What you have to do:
All of the material below is to be repeated exactly.

Extracted entries:
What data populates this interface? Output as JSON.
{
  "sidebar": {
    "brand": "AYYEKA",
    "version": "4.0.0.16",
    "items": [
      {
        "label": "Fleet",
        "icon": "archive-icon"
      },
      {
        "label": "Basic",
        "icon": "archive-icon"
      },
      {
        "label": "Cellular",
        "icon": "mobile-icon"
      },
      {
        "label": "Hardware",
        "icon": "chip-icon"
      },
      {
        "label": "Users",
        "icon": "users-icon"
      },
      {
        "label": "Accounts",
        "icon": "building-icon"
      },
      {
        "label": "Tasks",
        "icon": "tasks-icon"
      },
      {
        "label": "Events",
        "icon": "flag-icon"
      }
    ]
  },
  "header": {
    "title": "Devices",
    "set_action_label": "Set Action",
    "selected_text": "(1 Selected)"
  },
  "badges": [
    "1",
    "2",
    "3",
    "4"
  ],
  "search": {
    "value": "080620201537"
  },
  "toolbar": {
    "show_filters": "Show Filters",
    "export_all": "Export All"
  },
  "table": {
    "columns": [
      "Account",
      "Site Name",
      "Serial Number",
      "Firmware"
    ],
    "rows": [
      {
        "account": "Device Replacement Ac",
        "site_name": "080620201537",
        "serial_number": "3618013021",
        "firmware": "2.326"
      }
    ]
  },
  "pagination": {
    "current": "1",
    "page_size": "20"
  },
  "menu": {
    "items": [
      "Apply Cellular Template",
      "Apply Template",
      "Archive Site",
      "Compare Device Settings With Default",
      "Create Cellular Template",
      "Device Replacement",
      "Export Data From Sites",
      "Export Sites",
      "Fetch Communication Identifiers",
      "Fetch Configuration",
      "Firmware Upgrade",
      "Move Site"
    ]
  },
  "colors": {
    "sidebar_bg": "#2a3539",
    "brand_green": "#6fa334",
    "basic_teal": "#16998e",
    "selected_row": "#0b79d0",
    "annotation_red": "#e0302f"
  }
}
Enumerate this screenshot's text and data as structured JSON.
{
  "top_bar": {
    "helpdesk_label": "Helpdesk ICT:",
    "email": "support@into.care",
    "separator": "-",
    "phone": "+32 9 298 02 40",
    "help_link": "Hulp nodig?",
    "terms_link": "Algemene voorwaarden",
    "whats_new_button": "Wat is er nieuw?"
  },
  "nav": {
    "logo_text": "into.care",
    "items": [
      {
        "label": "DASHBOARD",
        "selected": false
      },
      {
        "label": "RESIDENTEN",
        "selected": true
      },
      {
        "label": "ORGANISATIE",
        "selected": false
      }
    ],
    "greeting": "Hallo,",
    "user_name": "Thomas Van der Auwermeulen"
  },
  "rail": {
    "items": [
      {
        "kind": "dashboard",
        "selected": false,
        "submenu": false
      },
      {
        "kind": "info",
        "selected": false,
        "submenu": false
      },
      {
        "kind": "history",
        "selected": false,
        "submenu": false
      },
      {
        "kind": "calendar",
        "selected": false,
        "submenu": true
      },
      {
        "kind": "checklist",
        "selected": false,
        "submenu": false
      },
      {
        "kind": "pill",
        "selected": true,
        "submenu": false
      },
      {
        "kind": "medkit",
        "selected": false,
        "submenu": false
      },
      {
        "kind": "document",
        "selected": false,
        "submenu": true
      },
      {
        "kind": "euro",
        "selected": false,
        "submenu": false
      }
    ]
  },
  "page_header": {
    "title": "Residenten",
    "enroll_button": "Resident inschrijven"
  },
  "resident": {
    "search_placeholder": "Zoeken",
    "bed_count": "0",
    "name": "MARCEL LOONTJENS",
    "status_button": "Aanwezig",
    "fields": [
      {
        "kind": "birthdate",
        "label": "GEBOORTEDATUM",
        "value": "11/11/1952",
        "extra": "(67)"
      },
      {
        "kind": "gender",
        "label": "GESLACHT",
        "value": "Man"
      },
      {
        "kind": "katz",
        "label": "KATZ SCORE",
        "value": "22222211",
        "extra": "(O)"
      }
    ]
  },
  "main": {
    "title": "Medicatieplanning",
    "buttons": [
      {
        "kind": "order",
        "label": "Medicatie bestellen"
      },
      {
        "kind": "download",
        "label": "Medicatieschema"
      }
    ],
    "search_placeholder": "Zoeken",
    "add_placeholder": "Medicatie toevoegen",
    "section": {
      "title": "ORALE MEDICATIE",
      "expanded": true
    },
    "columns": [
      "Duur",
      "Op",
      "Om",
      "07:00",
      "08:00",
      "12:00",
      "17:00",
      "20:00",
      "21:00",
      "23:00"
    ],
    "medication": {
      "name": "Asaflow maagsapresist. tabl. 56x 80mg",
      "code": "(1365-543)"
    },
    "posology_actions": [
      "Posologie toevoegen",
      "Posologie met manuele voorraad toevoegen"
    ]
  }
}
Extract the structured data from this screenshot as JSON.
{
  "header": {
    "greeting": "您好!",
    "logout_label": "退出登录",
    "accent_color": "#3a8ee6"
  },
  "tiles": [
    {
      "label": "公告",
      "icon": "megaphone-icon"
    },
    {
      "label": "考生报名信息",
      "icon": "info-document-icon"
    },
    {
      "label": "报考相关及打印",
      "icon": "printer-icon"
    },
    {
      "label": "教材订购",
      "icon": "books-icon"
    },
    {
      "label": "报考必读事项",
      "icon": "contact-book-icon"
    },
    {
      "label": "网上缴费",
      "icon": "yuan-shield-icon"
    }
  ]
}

Final answer:
What data populates this interface? Output as JSON.
{
  "sidebar": {
    "brand": "AYYEKA",
    "version": "4.0.0.16",
    "items": [
      {
        "label": "Fleet",
        "icon": "archive-icon"
      },
      {
        "label": "Basic",
        "icon": "archive-icon"
      },
      {
        "label": "Cellular",
        "icon": "mobile-icon"
      },
      {
        "label": "Hardware",
        "icon": "chip-icon"
      },
      {
        "label": "Users",
        "icon": "users-icon"
      },
      {
        "label": "Accounts",
        "icon": "building-icon"
      },
      {
        "label": "Tasks",
        "icon": "tasks-icon"
      },
      {
        "label": "Events",
        "icon": "flag-icon"
      }
    ]
  },
  "header": {
    "title": "Devices",
    "set_action_label": "Set Action",
    "selected_text": "(1 Selected)"
  },
  "badges": [
    "1",
    "2",
    "3",
    "4"
  ],
  "search": {
    "value": "080620201537"
  },
  "toolbar": {
    "show_filters": "Show Filters",
    "export_all": "Export All"
  },
  "table": {
    "columns": [
      "Account",
      "Site Name",
      "Serial Number",
      "Firmware"
    ],
    "rows": [
      {
        "account": "Device Replacement Ac",
        "site_name": "080620201537",
        "serial_number": "3618013021",
        "firmware": "2.326"
      }
    ]
  },
  "pagination": {
    "current": "1",
    "page_size": "20"
  },
  "menu": {
    "items": [
      "Apply Cellular Template",
      "Apply Template",
      "Archive Site",
      "Compare Device Settings With Default",
      "Create Cellular Template",
      "Device Replacement",
      "Export Data From Sites",
      "Export Sites",
      "Fetch Communication Identifiers",
      "Fetch Configuration",
      "Firmware Upgrade",
      "Move Site"
    ]
  },
  "colors": {
    "sidebar_bg": "#2a3539",
    "brand_green": "#6fa334",
    "basic_teal": "#16998e",
    "selected_row": "#0b79d0",
    "annotation_red": "#e0302f"
  }
}
Enumerate this screenshot's text and data as structured JSON.
{
  "top_bar": {
    "helpdesk_label": "Helpdesk ICT:",
    "email": "support@into.care",
    "separator": "-",
    "phone": "+32 9 298 02 40",
    "help_link": "Hulp nodig?",
    "terms_link": "Algemene voorwaarden",
    "whats_new_button": "Wat is er nieuw?"
  },
  "nav": {
    "logo_text": "into.care",
    "items": [
      {
        "label": "DASHBOARD",
        "selected": false
      },
      {
        "label": "RESIDENTEN",
        "selected": true
      },
      {
        "label": "ORGANISATIE",
        "selected": false
      }
    ],
    "greeting": "Hallo,",
    "user_name": "Thomas Van der Auwermeulen"
  },
  "rail": {
    "items": [
      {
        "kind": "dashboard",
        "selected": false,
        "submenu": false
      },
      {
        "kind": "info",
        "selected": false,
        "submenu": false
      },
      {
        "kind": "history",
        "selected": false,
        "submenu": false
      },
      {
        "kind": "calendar",
        "selected": false,
        "submenu": true
      },
      {
        "kind": "checklist",
        "selected": false,
        "submenu": false
      },
      {
        "kind": "pill",
        "selected": true,
        "submenu": false
      },
      {
        "kind": "medkit",
        "selected": false,
        "submenu": false
      },
      {
        "kind": "document",
        "selected": false,
        "submenu": true
      },
      {
        "kind": "euro",
        "selected": false,
        "submenu": false
      }
    ]
  },
  "page_header": {
    "title": "Residenten",
    "enroll_button": "Resident inschrijven"
  },
  "resident": {
    "search_placeholder": "Zoeken",
    "bed_count": "0",
    "name": "MARCEL LOONTJENS",
    "status_button": "Aanwezig",
    "fields": [
      {
        "kind": "birthdate",
        "label": "GEBOORTEDATUM",
        "value": "11/11/1952",
        "extra": "(67)"
      },
      {
        "kind": "gender",
        "label": "GESLACHT",
        "value": "Man"
      },
      {
        "kind": "katz",
        "label": "KATZ SCORE",
        "value": "22222211",
        "extra": "(O)"
      }
    ]
  },
  "main": {
    "title": "Medicatieplanning",
    "buttons": [
      {
        "kind": "order",
        "label": "Medicatie bestellen"
      },
      {
        "kind": "download",
        "label": "Medicatieschema"
      }
    ],
    "search_placeholder": "Zoeken",
    "add_placeholder": "Medicatie toevoegen",
    "section": {
      "title": "ORALE MEDICATIE",
      "expanded": true
    },
    "columns": [
      "Duur",
      "Op",
      "Om",
      "07:00",
      "08:00",
      "12:00",
      "17:00",
      "20:00",
      "21:00",
      "23:00"
    ],
    "medication": {
      "name": "Asaflow maagsapresist. tabl. 56x 80mg",
      "code": "(1365-543)"
    },
    "posology_actions": [
      "Posologie toevoegen",
      "Posologie met manuele voorraad toevoegen"
    ]
  }
}
Extract the structured data from this screenshot as JSON.
{
  "header": {
    "greeting": "您好!",
    "logout_label": "退出登录",
    "accent_color": "#3a8ee6"
  },
  "tiles": [
    {
      "label": "公告",
      "icon": "megaphone-icon"
    },
    {
      "label": "考生报名信息",
      "icon": "info-document-icon"
    },
    {
      "label": "报考相关及打印",
      "icon": "printer-icon"
    },
    {
      "label": "教材订购",
      "icon": "books-icon"
    },
    {
      "label": "报考必读事项",
      "icon": "contact-book-icon"
    },
    {
      "label": "网上缴费",
      "icon": "yuan-shield-icon"
    }
  ]
}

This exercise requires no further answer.